**What is expected**
Transcribe the entries that follow exactly as they appear, minus pictures.

**Record list**
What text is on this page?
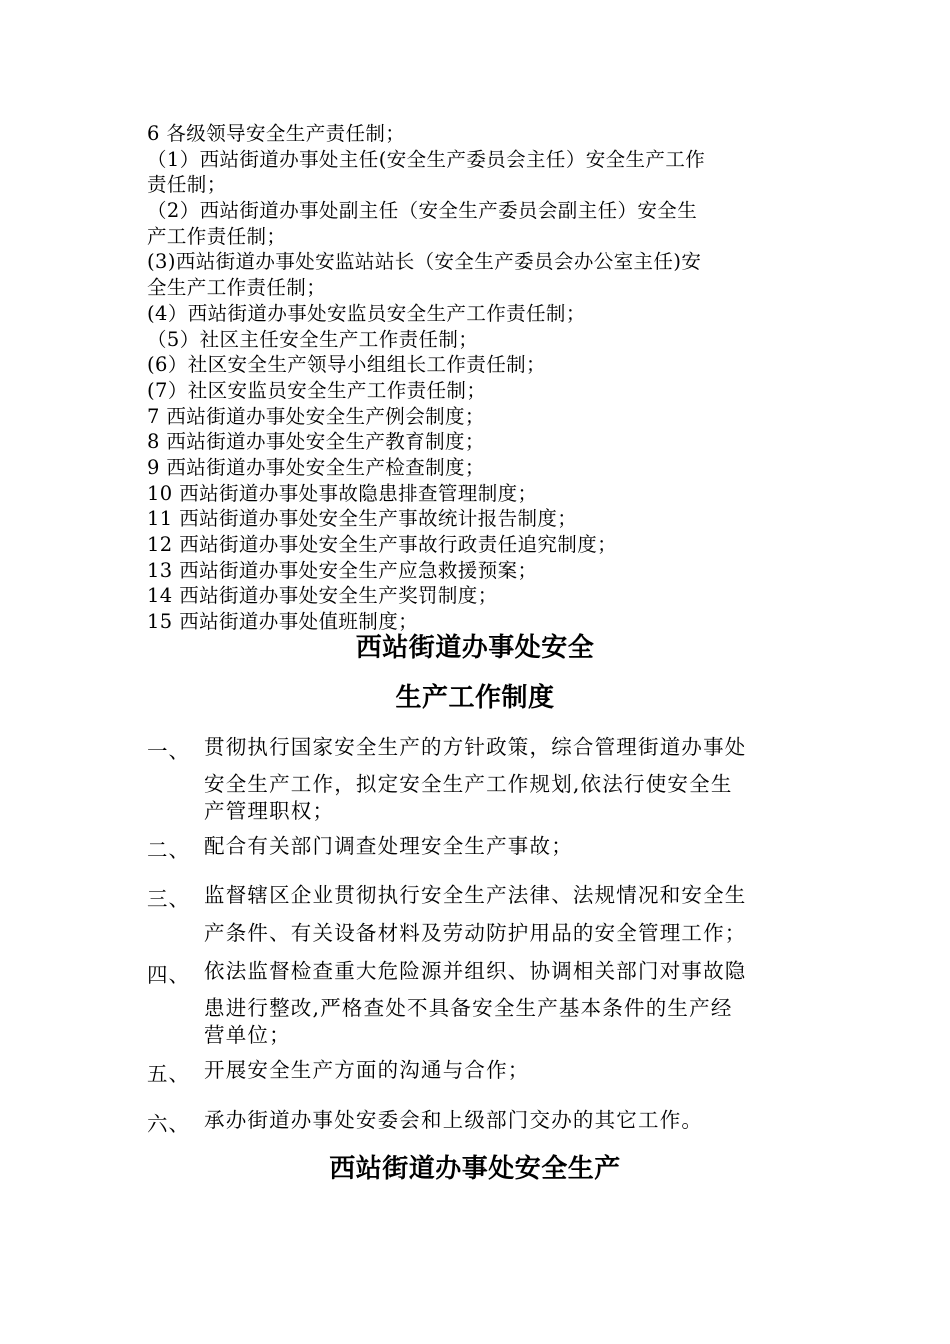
6 各级领导安全生产责任制；
（1）西站街道办事处主任(安全生产委员会主任）安全生产工作
责任制；
（2）西站街道办事处副主任（安全生产委员会副主任）安全生
产工作责任制；
(3)西站街道办事处安监站站长（安全生产委员会办公室主任)安
全生产工作责任制；
(4）西站街道办事处安监员安全生产工作责任制；
（5）社区主任安全生产工作责任制；
(6）社区安全生产领导小组组长工作责任制；
(7）社区安监员安全生产工作责任制；
7 西站街道办事处安全生产例会制度；
8 西站街道办事处安全生产教育制度；
9 西站街道办事处安全生产检查制度；
10 西站街道办事处事故隐患排查管理制度；
11 西站街道办事处安全生产事故统计报告制度；
12 西站街道办事处安全生产事故行政责任追究制度；
13 西站街道办事处安全生产应急救援预案；
14 西站街道办事处安全生产奖罚制度；
15 西站街道办事处值班制度；
西站街道办事处安全
生产工作制度
一、 贯彻执行国家安全生产的方针政策，综合管理街道办事处
安全生产工作，拟定安全生产工作规划,依法行使安全生
产管理职权；
二、 配合有关部门调查处理安全生产事故；
三、 监督辖区企业贯彻执行安全生产法律、法规情况和安全生
产条件、有关设备材料及劳动防护用品的安全管理工作；
四、 依法监督检查重大危险源并组织、协调相关部门对事故隐
患进行整改,严格查处不具备安全生产基本条件的生产经
营单位；
五、 开展安全生产方面的沟通与合作；
六、 承办街道办事处安委会和上级部门交办的其它工作。
西站街道办事处安全生产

**Response**
What text is on this page?
6 各级领导安全生产责任制；
（1）西站街道办事处主任(安全生产委员会主任）安全生产工作
责任制；
（2）西站街道办事处副主任（安全生产委员会副主任）安全生
产工作责任制；
(3)西站街道办事处安监站站长（安全生产委员会办公室主任)安
全生产工作责任制；
(4）西站街道办事处安监员安全生产工作责任制；
（5）社区主任安全生产工作责任制；
(6）社区安全生产领导小组组长工作责任制；
(7）社区安监员安全生产工作责任制；
7 西站街道办事处安全生产例会制度；
8 西站街道办事处安全生产教育制度；
9 西站街道办事处安全生产检查制度；
10 西站街道办事处事故隐患排查管理制度；
11 西站街道办事处安全生产事故统计报告制度；
12 西站街道办事处安全生产事故行政责任追究制度；
13 西站街道办事处安全生产应急救援预案；
14 西站街道办事处安全生产奖罚制度；
15 西站街道办事处值班制度；
西站街道办事处安全
生产工作制度
一、 贯彻执行国家安全生产的方针政策，综合管理街道办事处
安全生产工作，拟定安全生产工作规划,依法行使安全生
产管理职权；
二、 配合有关部门调查处理安全生产事故；
三、 监督辖区企业贯彻执行安全生产法律、法规情况和安全生
产条件、有关设备材料及劳动防护用品的安全管理工作；
四、 依法监督检查重大危险源并组织、协调相关部门对事故隐
患进行整改,严格查处不具备安全生产基本条件的生产经
营单位；
五、 开展安全生产方面的沟通与合作；
六、 承办街道办事处安委会和上级部门交办的其它工作。
西站街道办事处安全生产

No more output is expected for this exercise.